#### SHORT TASK:
In the records that follow, locate every line with "this" and extract it.
━━━ THE DATA
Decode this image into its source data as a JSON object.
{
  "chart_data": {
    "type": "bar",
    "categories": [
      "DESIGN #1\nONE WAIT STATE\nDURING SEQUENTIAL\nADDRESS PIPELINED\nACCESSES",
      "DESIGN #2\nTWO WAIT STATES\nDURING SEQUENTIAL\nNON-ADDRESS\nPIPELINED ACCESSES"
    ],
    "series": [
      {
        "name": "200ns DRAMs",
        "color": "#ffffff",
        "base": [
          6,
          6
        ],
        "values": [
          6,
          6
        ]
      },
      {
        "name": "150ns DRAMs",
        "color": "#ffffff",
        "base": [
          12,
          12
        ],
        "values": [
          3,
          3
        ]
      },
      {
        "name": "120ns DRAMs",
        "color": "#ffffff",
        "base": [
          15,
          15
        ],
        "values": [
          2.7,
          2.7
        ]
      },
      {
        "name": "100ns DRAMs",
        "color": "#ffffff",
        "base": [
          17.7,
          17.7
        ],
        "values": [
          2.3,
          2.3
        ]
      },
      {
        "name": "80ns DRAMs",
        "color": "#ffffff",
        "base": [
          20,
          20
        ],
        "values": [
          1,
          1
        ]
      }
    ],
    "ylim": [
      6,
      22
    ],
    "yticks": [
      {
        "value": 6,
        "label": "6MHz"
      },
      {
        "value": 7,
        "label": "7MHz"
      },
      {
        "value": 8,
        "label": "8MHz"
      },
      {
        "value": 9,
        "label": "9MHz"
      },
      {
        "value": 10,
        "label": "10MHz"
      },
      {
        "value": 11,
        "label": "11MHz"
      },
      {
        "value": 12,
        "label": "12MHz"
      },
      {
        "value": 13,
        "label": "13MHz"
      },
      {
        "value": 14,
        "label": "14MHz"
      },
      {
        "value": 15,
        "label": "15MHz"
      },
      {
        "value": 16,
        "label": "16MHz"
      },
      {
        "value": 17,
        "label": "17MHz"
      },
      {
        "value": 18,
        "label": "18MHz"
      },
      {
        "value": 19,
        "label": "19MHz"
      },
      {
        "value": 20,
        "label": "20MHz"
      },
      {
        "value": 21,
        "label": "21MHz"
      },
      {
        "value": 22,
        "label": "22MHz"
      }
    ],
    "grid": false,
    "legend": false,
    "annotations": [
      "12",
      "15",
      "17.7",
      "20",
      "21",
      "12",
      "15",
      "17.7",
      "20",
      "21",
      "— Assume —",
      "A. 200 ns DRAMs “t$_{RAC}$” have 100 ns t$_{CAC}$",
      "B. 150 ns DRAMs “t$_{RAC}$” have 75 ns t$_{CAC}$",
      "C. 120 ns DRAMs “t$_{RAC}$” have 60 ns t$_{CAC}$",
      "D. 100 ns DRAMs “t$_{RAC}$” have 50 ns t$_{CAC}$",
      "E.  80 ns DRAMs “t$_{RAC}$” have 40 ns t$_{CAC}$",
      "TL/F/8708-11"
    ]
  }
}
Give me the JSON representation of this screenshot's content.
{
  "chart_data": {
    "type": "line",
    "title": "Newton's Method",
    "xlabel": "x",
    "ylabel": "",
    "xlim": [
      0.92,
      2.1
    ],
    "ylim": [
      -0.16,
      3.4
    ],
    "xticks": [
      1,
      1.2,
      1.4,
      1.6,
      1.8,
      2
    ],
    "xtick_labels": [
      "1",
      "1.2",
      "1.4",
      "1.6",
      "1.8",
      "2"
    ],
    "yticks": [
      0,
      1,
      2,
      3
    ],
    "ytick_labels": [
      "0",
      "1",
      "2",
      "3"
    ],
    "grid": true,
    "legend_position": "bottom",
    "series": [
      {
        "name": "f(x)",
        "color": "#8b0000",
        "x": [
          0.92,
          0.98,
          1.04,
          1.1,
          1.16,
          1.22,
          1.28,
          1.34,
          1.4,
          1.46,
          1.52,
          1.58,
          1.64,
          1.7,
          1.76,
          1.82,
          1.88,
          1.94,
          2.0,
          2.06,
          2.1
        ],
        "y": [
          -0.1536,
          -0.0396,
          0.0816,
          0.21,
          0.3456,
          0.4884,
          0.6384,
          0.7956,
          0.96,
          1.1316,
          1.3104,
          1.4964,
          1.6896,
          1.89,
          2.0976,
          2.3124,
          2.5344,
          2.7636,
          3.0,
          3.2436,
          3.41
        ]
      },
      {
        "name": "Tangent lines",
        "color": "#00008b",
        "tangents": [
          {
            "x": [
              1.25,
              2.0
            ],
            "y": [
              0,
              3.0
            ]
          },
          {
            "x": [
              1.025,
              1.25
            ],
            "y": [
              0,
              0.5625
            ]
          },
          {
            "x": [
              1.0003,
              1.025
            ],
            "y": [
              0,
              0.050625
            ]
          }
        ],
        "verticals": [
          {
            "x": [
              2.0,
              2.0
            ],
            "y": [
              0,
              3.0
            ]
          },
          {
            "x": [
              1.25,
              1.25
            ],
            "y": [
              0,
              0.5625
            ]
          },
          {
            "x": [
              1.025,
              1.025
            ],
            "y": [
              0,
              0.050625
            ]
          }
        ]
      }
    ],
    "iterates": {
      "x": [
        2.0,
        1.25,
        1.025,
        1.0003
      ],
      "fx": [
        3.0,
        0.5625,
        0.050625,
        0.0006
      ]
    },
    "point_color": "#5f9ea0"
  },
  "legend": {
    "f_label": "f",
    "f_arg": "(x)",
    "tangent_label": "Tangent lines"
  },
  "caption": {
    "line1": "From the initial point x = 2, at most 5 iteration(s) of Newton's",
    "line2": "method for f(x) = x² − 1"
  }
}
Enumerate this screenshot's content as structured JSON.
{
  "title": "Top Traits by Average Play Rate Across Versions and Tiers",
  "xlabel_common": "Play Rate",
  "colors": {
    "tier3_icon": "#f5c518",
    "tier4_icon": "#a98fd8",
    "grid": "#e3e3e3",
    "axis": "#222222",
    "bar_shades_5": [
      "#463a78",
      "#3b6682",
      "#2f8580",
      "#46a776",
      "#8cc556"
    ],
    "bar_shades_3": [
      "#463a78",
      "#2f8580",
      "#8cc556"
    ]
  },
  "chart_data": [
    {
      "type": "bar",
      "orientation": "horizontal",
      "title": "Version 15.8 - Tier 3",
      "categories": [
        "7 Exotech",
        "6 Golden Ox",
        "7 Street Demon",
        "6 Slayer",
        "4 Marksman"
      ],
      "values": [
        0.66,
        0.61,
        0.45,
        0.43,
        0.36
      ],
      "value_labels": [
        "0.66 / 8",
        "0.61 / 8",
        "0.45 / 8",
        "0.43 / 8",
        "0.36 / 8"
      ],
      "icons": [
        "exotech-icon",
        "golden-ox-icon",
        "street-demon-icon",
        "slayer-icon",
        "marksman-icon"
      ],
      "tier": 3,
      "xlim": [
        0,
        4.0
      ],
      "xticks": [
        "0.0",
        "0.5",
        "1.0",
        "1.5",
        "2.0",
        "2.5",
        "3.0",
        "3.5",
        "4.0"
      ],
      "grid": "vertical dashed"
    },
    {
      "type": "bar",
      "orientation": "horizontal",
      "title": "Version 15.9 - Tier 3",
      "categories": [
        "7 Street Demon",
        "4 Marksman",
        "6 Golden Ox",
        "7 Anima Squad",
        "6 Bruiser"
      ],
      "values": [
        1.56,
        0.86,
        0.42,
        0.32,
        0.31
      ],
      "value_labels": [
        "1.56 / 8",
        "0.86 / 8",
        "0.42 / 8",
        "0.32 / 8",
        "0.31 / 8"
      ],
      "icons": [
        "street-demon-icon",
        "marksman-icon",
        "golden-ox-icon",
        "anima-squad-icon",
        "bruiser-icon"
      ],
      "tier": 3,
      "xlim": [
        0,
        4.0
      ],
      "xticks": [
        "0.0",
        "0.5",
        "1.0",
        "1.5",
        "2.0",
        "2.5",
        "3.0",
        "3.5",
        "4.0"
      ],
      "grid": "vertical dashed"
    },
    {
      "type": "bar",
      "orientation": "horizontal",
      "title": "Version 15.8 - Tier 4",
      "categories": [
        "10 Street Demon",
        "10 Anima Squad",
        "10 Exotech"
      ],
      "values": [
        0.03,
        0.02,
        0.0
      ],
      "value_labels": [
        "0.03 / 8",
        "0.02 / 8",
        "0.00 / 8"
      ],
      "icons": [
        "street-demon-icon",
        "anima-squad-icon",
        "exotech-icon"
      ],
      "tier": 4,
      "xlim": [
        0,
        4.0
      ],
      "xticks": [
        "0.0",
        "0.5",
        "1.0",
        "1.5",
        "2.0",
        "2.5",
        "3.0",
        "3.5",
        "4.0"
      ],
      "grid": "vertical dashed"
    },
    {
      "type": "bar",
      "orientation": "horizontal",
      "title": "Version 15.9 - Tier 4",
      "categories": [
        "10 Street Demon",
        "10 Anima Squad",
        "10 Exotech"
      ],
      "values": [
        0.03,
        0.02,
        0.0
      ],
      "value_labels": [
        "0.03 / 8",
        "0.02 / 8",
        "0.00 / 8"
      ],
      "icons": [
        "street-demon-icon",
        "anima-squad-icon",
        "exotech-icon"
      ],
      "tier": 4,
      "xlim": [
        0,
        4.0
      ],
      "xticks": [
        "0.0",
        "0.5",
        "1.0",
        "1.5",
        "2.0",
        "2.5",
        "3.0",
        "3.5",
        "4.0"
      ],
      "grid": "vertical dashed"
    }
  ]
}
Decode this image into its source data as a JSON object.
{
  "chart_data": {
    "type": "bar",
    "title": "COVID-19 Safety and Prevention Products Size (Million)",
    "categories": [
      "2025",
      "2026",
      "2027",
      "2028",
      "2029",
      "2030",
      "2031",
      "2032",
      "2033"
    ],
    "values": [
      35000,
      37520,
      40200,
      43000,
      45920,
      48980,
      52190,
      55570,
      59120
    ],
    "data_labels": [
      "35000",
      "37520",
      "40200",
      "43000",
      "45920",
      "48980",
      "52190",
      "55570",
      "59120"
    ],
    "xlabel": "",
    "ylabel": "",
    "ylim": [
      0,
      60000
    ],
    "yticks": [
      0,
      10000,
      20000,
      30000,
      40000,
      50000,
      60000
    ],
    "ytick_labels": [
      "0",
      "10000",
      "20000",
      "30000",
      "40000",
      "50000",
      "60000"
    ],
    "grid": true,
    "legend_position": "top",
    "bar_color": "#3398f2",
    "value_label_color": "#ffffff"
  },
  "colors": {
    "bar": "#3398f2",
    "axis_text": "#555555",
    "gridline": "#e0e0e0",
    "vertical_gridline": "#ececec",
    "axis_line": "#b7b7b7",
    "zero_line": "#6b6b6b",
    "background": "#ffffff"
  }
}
━━━━━━
#### SOLVED EXERCISE:
Decode this image into its source data as a JSON object.
Give me the JSON representation of this screenshot's content.
Enumerate this screenshot's content as structured JSON.
Decode this image into its source data as a JSON object.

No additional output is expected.